#### [Dataset extract]
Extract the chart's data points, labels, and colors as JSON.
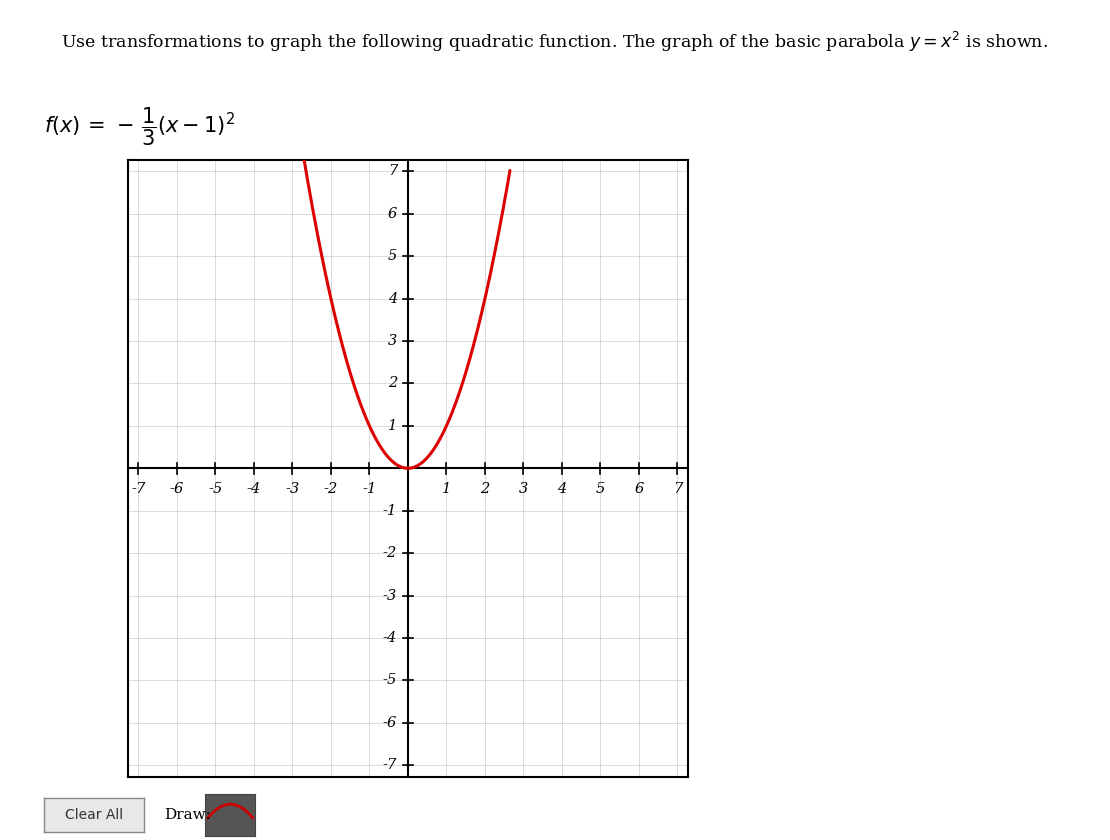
{
  "title": "Use transformations to graph the following quadratic function. The graph of the basic parabola $y = x^2$ is shown.",
  "xlim": [
    -7,
    7
  ],
  "ylim": [
    -7,
    7
  ],
  "curve_color": "#dd0000",
  "curve_linewidth": 2.2,
  "grid_color": "#cccccc",
  "grid_linewidth": 0.5,
  "background_color": "#ffffff",
  "axis_color": "#000000",
  "text_color": "#000000",
  "figure_width": 11.1,
  "figure_height": 8.4,
  "curve_x_start": -4.65,
  "curve_x_end": 2.65,
  "tick_labels_x": [
    -7,
    -6,
    -5,
    -4,
    -3,
    -2,
    -1,
    1,
    2,
    3,
    4,
    5,
    6,
    7
  ],
  "tick_labels_y": [
    -7,
    -6,
    -5,
    -4,
    -3,
    -2,
    -1,
    1,
    2,
    3,
    4,
    5,
    6,
    7
  ]
}
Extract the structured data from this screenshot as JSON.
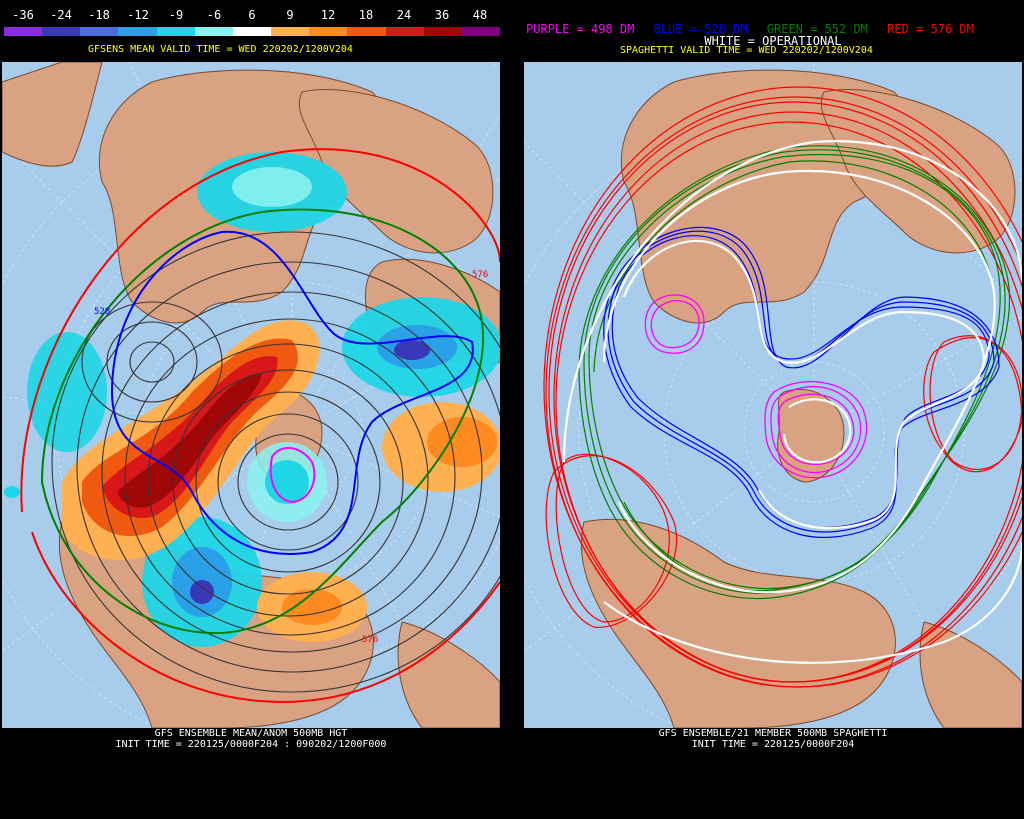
{
  "left": {
    "colorbar": {
      "labels": [
        "-36",
        "-24",
        "-18",
        "-12",
        "-9",
        "-6",
        "6",
        "9",
        "12",
        "18",
        "24",
        "36",
        "48"
      ],
      "colors": [
        "#8a2be2",
        "#3838b8",
        "#4a6ee0",
        "#2aa0e8",
        "#1ed6e6",
        "#88f2f0",
        "#ffffff",
        "#ffb050",
        "#ff8a20",
        "#f05a10",
        "#d81818",
        "#a00808",
        "#800080"
      ]
    },
    "valid_title": "GFSENS MEAN VALID TIME = WED 220202/1200V204",
    "contour_labels": [
      "528",
      "576",
      "576"
    ],
    "footer_line1": "GFS ENSEMBLE MEAN/ANOM 500MB HGT",
    "footer_line2": "INIT TIME = 220125/0000F204 : 090202/1200F000"
  },
  "right": {
    "legend": {
      "purple": "PURPLE = 498 DM",
      "blue": "BLUE = 528 DM",
      "green": "GREEN = 552 DM",
      "red": "RED = 576 DM",
      "white": "WHITE = OPERATIONAL"
    },
    "valid_title": "SPAGHETTI VALID TIME = WED 220202/1200V204",
    "footer_line1": "GFS ENSEMBLE/21 MEMBER 500MB SPAGHETTI",
    "footer_line2": "INIT TIME = 220125/0000F204"
  },
  "colors": {
    "ocean": "#a8ccec",
    "land": "#d9a383",
    "coast": "#7a4a2a",
    "purple": "#ff00ff",
    "blue": "#0000ff",
    "green": "#008000",
    "red": "#ff0000"
  }
}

#### [Aim of the task]
Pictures stay out; repeat all the rest of the records exactly.

#### [The response]
Extract the chart's data points, labels, and colors as JSON.
{
  "title": "Use transformations to graph the following quadratic function. The graph of the basic parabola $y = x^2$ is shown.",
  "xlim": [
    -7,
    7
  ],
  "ylim": [
    -7,
    7
  ],
  "curve_color": "#dd0000",
  "curve_linewidth": 2.2,
  "grid_color": "#cccccc",
  "grid_linewidth": 0.5,
  "background_color": "#ffffff",
  "axis_color": "#000000",
  "text_color": "#000000",
  "figure_width": 11.1,
  "figure_height": 8.4,
  "curve_x_start": -4.65,
  "curve_x_end": 2.65,
  "tick_labels_x": [
    -7,
    -6,
    -5,
    -4,
    -3,
    -2,
    -1,
    1,
    2,
    3,
    4,
    5,
    6,
    7
  ],
  "tick_labels_y": [
    -7,
    -6,
    -5,
    -4,
    -3,
    -2,
    -1,
    1,
    2,
    3,
    4,
    5,
    6,
    7
  ]
}
Extract the structured data from this screenshot as JSON.
{
  "left": {
    "colorbar": {
      "labels": [
        "-36",
        "-24",
        "-18",
        "-12",
        "-9",
        "-6",
        "6",
        "9",
        "12",
        "18",
        "24",
        "36",
        "48"
      ],
      "colors": [
        "#8a2be2",
        "#3838b8",
        "#4a6ee0",
        "#2aa0e8",
        "#1ed6e6",
        "#88f2f0",
        "#ffffff",
        "#ffb050",
        "#ff8a20",
        "#f05a10",
        "#d81818",
        "#a00808",
        "#800080"
      ]
    },
    "valid_title": "GFSENS MEAN VALID TIME = WED 220202/1200V204",
    "contour_labels": [
      "528",
      "576",
      "576"
    ],
    "footer_line1": "GFS ENSEMBLE MEAN/ANOM 500MB HGT",
    "footer_line2": "INIT TIME = 220125/0000F204 : 090202/1200F000"
  },
  "right": {
    "legend": {
      "purple": "PURPLE = 498 DM",
      "blue": "BLUE = 528 DM",
      "green": "GREEN = 552 DM",
      "red": "RED = 576 DM",
      "white": "WHITE = OPERATIONAL"
    },
    "valid_title": "SPAGHETTI VALID TIME = WED 220202/1200V204",
    "footer_line1": "GFS ENSEMBLE/21 MEMBER 500MB SPAGHETTI",
    "footer_line2": "INIT TIME = 220125/0000F204"
  },
  "colors": {
    "ocean": "#a8ccec",
    "land": "#d9a383",
    "coast": "#7a4a2a",
    "purple": "#ff00ff",
    "blue": "#0000ff",
    "green": "#008000",
    "red": "#ff0000"
  }
}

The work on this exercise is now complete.